| Exercise |
Write down every entry below once more, exactly.

* Begin *

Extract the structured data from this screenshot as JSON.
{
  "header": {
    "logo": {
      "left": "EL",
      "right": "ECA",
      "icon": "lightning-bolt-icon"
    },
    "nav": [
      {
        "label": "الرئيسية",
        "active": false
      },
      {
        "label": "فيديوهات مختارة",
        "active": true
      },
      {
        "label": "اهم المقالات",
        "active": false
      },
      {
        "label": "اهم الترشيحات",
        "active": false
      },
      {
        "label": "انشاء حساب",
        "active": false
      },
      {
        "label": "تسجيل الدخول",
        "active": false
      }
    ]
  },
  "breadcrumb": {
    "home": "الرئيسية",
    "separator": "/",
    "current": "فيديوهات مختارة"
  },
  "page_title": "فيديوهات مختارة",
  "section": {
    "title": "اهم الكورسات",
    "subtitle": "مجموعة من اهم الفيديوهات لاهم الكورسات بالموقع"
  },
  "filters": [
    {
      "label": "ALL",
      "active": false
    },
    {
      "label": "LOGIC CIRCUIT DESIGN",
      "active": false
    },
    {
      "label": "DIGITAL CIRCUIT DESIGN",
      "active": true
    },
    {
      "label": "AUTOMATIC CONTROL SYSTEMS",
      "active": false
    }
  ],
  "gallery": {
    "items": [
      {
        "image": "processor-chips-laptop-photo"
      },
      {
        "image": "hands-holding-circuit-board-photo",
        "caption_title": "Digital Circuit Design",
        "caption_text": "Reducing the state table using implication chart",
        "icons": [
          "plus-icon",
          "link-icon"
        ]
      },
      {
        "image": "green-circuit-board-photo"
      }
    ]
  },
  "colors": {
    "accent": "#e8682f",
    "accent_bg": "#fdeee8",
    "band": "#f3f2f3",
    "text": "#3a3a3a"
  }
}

* End *

| Solved problem |
Extract the structured data from this screenshot as JSON.
{
  "header": {
    "logo": {
      "left": "EL",
      "right": "ECA",
      "icon": "lightning-bolt-icon"
    },
    "nav": [
      {
        "label": "الرئيسية",
        "active": false
      },
      {
        "label": "فيديوهات مختارة",
        "active": true
      },
      {
        "label": "اهم المقالات",
        "active": false
      },
      {
        "label": "اهم الترشيحات",
        "active": false
      },
      {
        "label": "انشاء حساب",
        "active": false
      },
      {
        "label": "تسجيل الدخول",
        "active": false
      }
    ]
  },
  "breadcrumb": {
    "home": "الرئيسية",
    "separator": "/",
    "current": "فيديوهات مختارة"
  },
  "page_title": "فيديوهات مختارة",
  "section": {
    "title": "اهم الكورسات",
    "subtitle": "مجموعة من اهم الفيديوهات لاهم الكورسات بالموقع"
  },
  "filters": [
    {
      "label": "ALL",
      "active": false
    },
    {
      "label": "LOGIC CIRCUIT DESIGN",
      "active": false
    },
    {
      "label": "DIGITAL CIRCUIT DESIGN",
      "active": true
    },
    {
      "label": "AUTOMATIC CONTROL SYSTEMS",
      "active": false
    }
  ],
  "gallery": {
    "items": [
      {
        "image": "processor-chips-laptop-photo"
      },
      {
        "image": "hands-holding-circuit-board-photo",
        "caption_title": "Digital Circuit Design",
        "caption_text": "Reducing the state table using implication chart",
        "icons": [
          "plus-icon",
          "link-icon"
        ]
      },
      {
        "image": "green-circuit-board-photo"
      }
    ]
  },
  "colors": {
    "accent": "#e8682f",
    "accent_bg": "#fdeee8",
    "band": "#f3f2f3",
    "text": "#3a3a3a"
  }
}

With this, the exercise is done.